## Start

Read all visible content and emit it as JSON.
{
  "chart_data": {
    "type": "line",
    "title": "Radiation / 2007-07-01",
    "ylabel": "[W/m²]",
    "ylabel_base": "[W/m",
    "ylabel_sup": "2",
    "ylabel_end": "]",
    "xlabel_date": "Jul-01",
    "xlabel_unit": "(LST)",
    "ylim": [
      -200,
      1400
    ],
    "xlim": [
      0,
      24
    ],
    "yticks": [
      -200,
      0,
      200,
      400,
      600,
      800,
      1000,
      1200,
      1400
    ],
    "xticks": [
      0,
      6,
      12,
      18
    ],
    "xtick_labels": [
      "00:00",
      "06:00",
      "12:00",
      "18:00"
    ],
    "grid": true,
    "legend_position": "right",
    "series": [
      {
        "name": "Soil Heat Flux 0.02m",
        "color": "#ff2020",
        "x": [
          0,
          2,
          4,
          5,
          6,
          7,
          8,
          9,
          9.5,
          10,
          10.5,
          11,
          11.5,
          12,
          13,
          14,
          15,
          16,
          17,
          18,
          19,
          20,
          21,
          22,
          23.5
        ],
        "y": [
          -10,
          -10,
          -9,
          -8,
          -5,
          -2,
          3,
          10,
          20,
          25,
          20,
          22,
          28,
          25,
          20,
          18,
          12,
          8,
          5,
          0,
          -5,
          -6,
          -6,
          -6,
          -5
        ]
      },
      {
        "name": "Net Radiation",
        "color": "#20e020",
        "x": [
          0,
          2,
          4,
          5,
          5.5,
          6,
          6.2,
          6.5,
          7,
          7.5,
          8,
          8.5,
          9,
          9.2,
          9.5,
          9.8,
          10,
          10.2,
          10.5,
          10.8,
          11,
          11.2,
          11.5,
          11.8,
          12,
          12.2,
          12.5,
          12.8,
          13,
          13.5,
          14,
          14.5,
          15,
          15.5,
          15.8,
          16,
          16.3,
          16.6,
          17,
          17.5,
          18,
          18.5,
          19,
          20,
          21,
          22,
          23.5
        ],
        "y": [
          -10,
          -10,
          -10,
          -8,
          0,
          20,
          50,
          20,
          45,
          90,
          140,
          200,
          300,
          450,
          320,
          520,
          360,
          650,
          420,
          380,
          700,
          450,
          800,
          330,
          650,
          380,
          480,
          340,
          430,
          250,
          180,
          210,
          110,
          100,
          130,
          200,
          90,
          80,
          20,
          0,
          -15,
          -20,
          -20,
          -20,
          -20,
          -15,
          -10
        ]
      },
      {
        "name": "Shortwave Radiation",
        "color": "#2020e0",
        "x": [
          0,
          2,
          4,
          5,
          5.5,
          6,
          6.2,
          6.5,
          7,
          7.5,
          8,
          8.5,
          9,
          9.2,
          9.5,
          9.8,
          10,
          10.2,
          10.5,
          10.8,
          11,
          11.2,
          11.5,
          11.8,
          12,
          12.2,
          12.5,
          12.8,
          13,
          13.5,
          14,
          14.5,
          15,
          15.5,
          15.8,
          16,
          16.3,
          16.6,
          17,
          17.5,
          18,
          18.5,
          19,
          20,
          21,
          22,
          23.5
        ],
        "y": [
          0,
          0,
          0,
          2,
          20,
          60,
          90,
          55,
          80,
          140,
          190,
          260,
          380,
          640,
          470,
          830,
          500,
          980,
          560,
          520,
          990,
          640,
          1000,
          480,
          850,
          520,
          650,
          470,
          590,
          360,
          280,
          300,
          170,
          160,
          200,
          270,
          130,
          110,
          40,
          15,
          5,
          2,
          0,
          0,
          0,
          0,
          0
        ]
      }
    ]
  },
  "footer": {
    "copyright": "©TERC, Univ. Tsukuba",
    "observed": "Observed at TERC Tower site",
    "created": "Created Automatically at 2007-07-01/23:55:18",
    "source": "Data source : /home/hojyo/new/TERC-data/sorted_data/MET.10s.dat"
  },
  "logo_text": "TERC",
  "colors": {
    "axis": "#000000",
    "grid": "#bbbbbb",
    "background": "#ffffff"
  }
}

## End

» **What you need to do**
Search the entries for "TERC" and copy out each line that has it.

» **Problem solution**
    "copyright": "©TERC, Univ. Tsukuba",
    "observed": "Observed at TERC Tower site",
    "source": "Data source : /home/hojyo/new/TERC-data/sorted_data/MET.10s.dat"
  "logo_text": "TERC",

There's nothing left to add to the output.